__EXERCISE DETAILS__
Only lines with the string "Wild" matter here; gather them from the material below.

__DATASET__
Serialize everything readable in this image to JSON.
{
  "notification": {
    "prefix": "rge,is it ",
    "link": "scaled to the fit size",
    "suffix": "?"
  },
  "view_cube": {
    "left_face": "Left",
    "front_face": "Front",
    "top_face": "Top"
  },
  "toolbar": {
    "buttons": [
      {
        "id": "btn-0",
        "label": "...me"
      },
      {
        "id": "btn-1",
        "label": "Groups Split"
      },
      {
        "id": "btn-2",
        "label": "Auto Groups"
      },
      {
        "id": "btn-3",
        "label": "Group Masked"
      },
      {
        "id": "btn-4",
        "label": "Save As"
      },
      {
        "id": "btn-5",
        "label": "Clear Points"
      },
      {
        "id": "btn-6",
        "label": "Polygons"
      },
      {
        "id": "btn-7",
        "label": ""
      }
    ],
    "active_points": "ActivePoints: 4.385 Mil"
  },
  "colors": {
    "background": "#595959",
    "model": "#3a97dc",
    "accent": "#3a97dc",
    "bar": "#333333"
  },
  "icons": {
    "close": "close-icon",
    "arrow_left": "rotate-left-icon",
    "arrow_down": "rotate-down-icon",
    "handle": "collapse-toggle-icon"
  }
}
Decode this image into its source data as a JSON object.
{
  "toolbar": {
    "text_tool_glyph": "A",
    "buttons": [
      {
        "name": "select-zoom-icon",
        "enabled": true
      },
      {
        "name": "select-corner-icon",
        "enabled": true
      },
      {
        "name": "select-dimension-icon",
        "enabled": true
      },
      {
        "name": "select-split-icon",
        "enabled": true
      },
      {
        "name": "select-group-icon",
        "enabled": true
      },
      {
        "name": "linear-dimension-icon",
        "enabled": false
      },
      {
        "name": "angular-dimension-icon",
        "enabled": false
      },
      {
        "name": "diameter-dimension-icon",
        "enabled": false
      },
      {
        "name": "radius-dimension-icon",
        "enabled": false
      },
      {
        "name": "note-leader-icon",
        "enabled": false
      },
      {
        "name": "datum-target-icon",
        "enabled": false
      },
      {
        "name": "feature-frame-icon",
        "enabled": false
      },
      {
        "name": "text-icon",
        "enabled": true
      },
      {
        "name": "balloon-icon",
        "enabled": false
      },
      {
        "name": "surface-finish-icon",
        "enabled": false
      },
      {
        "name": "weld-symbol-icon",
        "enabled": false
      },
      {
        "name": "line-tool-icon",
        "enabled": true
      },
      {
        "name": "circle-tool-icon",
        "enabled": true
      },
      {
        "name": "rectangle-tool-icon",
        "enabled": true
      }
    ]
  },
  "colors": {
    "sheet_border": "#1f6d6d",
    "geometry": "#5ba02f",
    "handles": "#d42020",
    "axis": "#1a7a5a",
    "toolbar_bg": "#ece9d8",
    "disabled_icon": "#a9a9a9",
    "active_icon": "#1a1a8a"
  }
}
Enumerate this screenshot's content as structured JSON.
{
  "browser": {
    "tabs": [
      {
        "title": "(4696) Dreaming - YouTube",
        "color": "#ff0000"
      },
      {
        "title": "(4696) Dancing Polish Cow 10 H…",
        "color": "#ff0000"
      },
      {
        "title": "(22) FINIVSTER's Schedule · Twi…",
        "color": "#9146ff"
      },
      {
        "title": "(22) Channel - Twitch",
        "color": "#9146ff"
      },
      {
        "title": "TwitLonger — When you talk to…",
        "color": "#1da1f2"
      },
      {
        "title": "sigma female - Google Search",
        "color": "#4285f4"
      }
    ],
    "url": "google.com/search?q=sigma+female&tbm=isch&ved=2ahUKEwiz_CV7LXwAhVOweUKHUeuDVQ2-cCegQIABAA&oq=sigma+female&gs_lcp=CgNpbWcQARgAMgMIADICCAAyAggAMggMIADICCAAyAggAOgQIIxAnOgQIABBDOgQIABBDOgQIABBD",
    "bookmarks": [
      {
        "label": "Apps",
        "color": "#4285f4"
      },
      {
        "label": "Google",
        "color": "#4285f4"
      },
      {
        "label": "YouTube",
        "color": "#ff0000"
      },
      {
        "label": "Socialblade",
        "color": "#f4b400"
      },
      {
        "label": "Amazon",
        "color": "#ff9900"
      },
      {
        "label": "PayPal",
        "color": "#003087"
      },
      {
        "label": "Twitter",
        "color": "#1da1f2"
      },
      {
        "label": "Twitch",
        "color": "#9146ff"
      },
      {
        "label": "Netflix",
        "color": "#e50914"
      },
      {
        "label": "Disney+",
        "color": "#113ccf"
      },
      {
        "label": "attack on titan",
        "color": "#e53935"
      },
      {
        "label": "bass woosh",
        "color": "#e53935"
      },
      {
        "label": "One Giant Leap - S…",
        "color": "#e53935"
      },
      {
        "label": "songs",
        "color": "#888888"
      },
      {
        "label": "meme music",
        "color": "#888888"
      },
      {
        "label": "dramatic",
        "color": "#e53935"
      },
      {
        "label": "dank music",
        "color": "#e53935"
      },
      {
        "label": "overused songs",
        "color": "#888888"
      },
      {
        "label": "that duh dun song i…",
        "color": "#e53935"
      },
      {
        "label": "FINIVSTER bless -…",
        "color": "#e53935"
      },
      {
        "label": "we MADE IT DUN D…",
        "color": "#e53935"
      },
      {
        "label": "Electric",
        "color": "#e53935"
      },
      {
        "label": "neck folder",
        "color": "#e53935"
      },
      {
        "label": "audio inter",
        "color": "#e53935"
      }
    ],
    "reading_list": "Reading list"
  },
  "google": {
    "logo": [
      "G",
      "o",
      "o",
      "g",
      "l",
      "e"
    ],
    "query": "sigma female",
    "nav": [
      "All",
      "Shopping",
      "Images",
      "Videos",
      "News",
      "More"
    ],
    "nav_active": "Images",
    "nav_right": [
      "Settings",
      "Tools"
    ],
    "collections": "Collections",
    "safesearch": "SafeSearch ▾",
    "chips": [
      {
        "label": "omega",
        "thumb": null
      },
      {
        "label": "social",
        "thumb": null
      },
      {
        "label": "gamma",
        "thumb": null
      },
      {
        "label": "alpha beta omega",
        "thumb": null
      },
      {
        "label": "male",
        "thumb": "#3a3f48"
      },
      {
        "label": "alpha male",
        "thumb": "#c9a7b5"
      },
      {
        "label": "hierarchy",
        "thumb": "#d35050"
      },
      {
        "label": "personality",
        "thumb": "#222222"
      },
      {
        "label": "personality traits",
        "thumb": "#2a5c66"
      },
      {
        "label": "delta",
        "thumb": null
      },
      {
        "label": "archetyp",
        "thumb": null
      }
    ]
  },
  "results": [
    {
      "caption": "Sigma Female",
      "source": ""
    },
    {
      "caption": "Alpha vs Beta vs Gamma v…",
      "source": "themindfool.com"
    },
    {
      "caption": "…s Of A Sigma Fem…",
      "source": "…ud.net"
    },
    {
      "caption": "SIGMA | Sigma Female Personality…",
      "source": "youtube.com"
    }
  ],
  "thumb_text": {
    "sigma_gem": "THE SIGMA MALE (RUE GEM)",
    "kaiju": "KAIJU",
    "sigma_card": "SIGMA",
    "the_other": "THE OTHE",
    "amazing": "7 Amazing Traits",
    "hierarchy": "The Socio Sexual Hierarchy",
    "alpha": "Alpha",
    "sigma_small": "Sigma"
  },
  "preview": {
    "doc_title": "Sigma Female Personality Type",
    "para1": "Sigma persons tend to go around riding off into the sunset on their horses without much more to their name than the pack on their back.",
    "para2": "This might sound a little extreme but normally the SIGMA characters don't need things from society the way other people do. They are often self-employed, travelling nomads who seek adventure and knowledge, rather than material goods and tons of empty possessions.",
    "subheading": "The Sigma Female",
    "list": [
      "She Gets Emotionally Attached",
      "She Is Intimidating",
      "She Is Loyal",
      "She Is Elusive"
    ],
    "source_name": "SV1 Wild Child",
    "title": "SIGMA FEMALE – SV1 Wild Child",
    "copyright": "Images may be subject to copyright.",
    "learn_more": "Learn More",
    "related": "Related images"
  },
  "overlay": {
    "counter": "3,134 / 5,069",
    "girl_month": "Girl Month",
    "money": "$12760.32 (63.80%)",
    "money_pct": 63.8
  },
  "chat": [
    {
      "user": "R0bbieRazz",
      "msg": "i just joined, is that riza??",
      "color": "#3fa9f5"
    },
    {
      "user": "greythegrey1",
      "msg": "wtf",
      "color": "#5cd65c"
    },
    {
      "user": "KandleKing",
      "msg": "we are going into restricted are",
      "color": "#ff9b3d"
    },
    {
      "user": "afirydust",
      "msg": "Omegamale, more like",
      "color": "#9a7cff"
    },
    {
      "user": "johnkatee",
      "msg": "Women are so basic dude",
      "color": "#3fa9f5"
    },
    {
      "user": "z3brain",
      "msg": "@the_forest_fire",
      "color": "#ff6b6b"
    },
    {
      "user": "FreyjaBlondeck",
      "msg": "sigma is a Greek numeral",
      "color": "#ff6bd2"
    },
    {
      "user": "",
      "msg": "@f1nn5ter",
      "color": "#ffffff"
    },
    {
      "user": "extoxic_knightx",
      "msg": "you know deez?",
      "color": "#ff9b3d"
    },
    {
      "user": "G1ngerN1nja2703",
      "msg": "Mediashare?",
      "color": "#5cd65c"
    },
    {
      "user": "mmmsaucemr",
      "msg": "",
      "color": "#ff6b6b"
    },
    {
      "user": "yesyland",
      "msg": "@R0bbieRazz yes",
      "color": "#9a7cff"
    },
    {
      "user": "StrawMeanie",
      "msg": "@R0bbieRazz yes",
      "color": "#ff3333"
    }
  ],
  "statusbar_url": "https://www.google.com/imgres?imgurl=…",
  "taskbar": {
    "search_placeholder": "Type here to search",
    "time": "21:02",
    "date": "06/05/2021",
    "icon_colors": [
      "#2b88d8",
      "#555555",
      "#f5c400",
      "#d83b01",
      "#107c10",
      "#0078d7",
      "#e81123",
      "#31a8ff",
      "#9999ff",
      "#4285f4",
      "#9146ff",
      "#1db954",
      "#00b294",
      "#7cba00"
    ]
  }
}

__FINISHED ANSWER__
    "source_name": "SV1 Wild Child",
    "title": "SIGMA FEMALE – SV1 Wild Child",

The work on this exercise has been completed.